The task: Scan the following material for the string "dell" and copy each line in which it appears.

start Material for the task

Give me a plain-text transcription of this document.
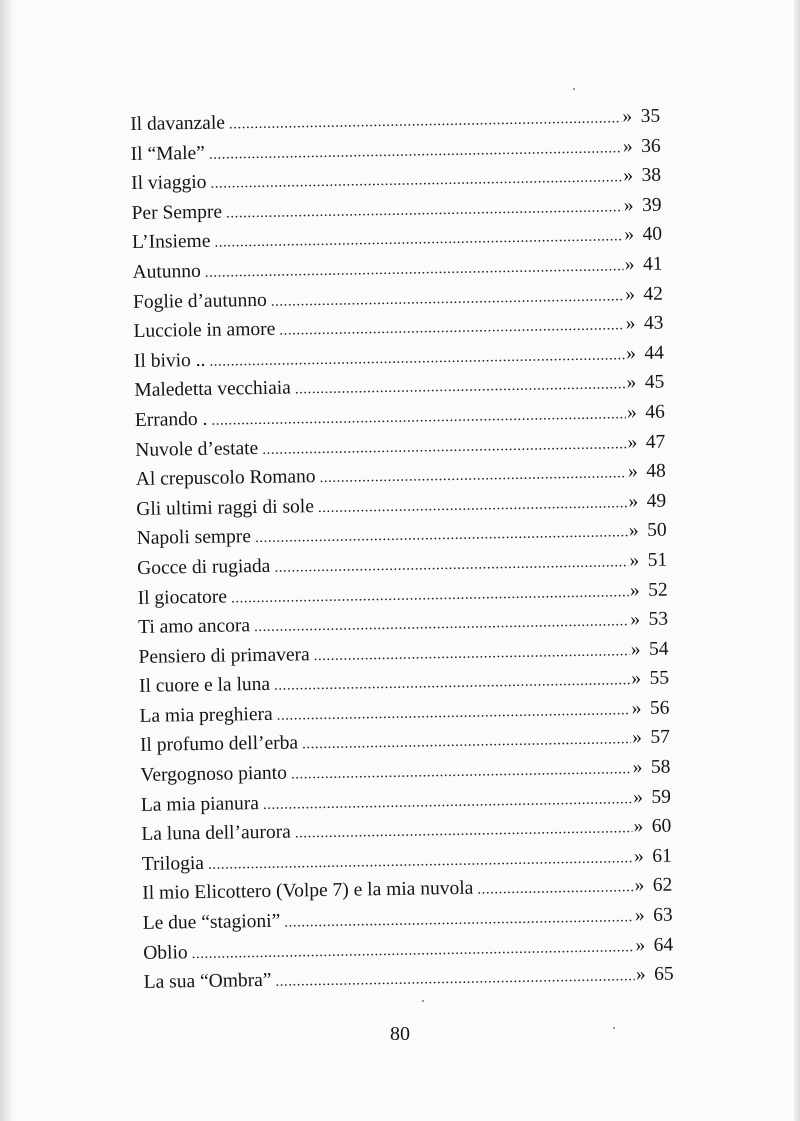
Il davanzale .....	» 35
Il “Male” .....	» 36
Il viaggio .....	» 38
Per Sempre .....	» 39
L’Insieme .....	» 40
Autunno .....	» 41
Foglie d’autunno .....	» 42
Lucciole in amore .....	» 43
Il bivio .. .....	» 44
Maledetta vecchiaia .....	» 45
Errando . .....	» 46
Nuvole d’estate .....	» 47
Al crepuscolo Romano .....	» 48
Gli ultimi raggi di sole .....	» 49
Napoli sempre .....	» 50
Gocce di rugiada .....	» 51
Il giocatore .....	» 52
Ti amo ancora .....	» 53
Pensiero di primavera .....	» 54
Il cuore e la luna .....	» 55
La mia preghiera .....	» 56
Il profumo dell’erba .....	» 57
Vergognoso pianto .....	» 58
La mia pianura .....	» 59
La luna dell’aurora .....	» 60
Trilogia .....	» 61
Il mio Elicottero (Volpe 7) e la mia nuvola .....	» 62
Le due “stagioni” .....	» 63
Oblio .....	» 64
La sua “Ombra” .....	» 65
80
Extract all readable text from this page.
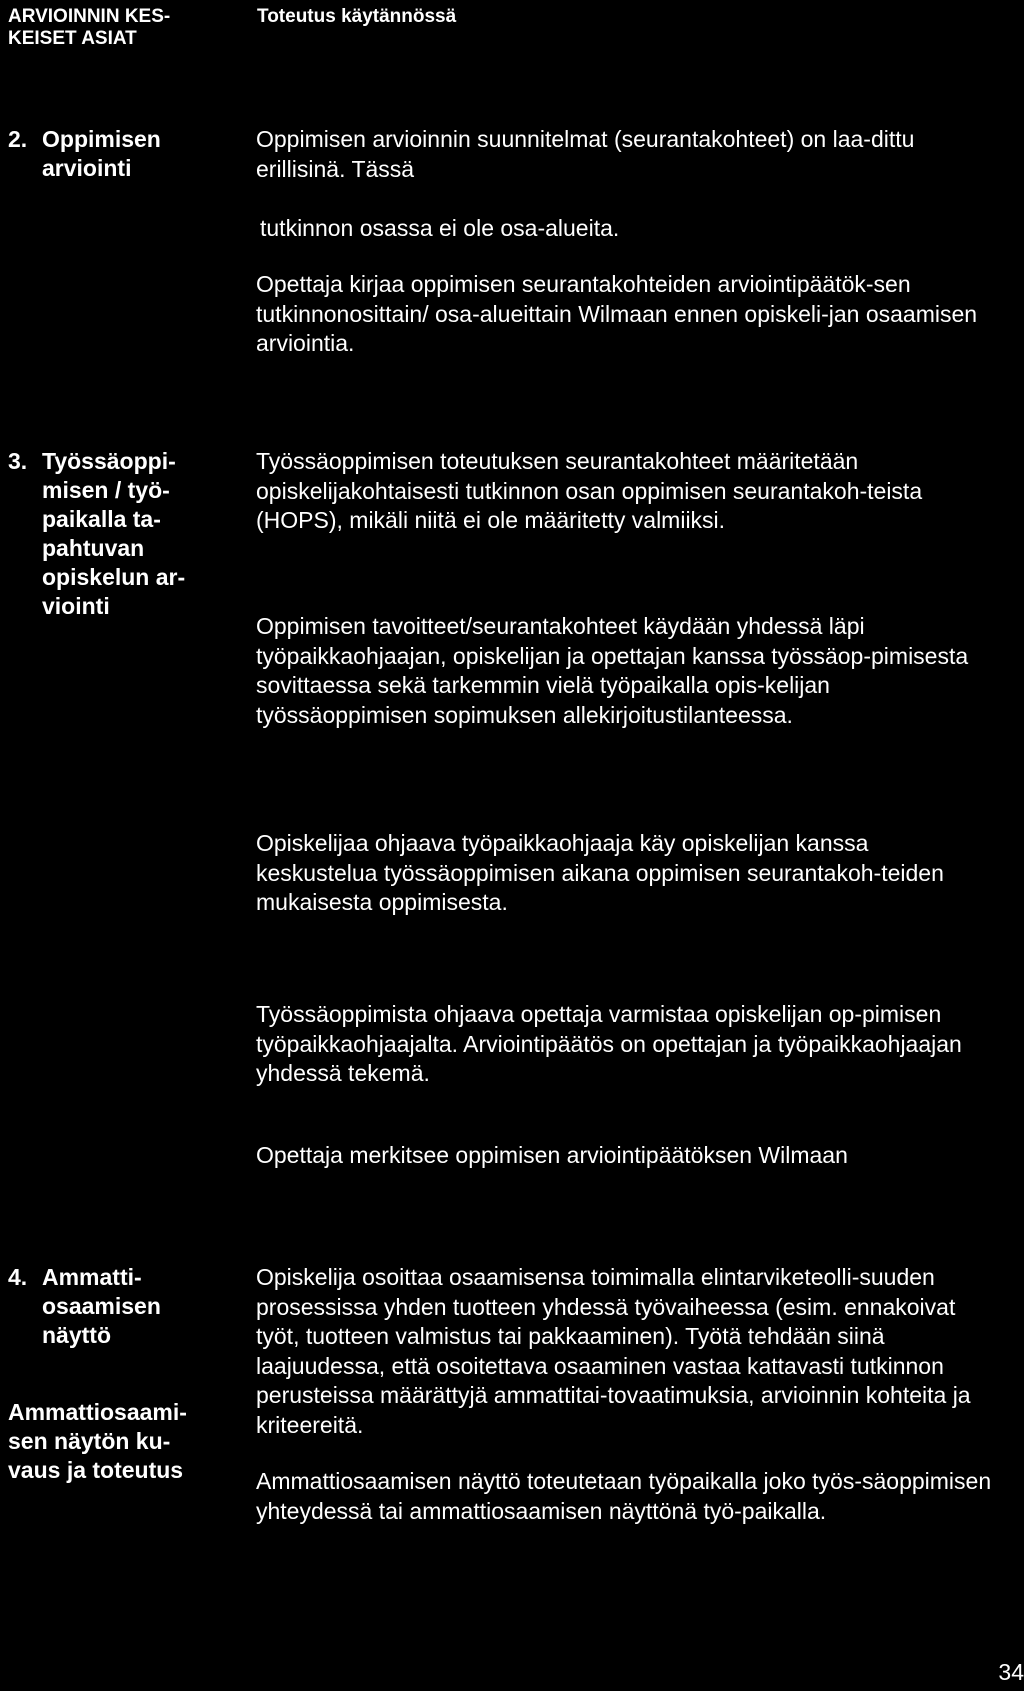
ARVIOINNIN KES-
KEISET ASIAT
Toteutus käytännössä
2. Oppimisen
arviointi
Oppimisen arvioinnin suunnitelmat (seurantakohteet) on laa-dittu erillisinä. Tässä
tutkinnon osassa ei ole osa-alueita.
Opettaja kirjaa oppimisen seurantakohteiden arviointipäätök-sen tutkinnonosittain/ osa-alueittain Wilmaan ennen opiskeli-jan osaamisen arviointia.
3. Työssäoppi-
misen / työ-
paikalla ta-
pahtuvan
opiskelun ar-
viointi
Työssäoppimisen toteutuksen seurantakohteet määritetään opiskelijakohtaisesti tutkinnon osan oppimisen seurantakoh-teista (HOPS), mikäli niitä ei ole määritetty valmiiksi.
Oppimisen tavoitteet/seurantakohteet käydään yhdessä läpi työpaikkaohjaajan, opiskelijan ja opettajan kanssa työssäop-pimisesta sovittaessa sekä tarkemmin vielä työpaikalla opis-kelijan työssäoppimisen sopimuksen allekirjoitustilanteessa.
Opiskelijaa ohjaava työpaikkaohjaaja käy opiskelijan kanssa keskustelua työssäoppimisen aikana oppimisen seurantakoh-teiden mukaisesta oppimisesta.
Työssäoppimista ohjaava opettaja varmistaa opiskelijan op-pimisen työpaikkaohjaajalta. Arviointipäätös on opettajan ja työpaikkaohjaajan yhdessä tekemä.
Opettaja merkitsee oppimisen arviointipäätöksen Wilmaan
4. Ammatti-
osaamisen
näyttö
Ammattiosaami-
sen näytön ku-
vaus ja toteutus
Opiskelija osoittaa osaamisensa toimimalla elintarviketeolli-suuden prosessissa yhden tuotteen yhdessä työvaiheessa (esim. ennakoivat työt, tuotteen valmistus tai pakkaaminen). Työtä tehdään siinä laajuudessa, että osoitettava osaaminen vastaa kattavasti tutkinnon perusteissa määrättyjä ammattitai-tovaatimuksia, arvioinnin kohteita ja kriteereitä.
Ammattiosaamisen näyttö toteutetaan työpaikalla joko työs-säoppimisen yhteydessä tai ammattiosaamisen näyttönä työ-paikalla.
34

end Material for the task

Task solution:
Il profumo dell’erba .....	» 57
La luna dell’aurora .....	» 60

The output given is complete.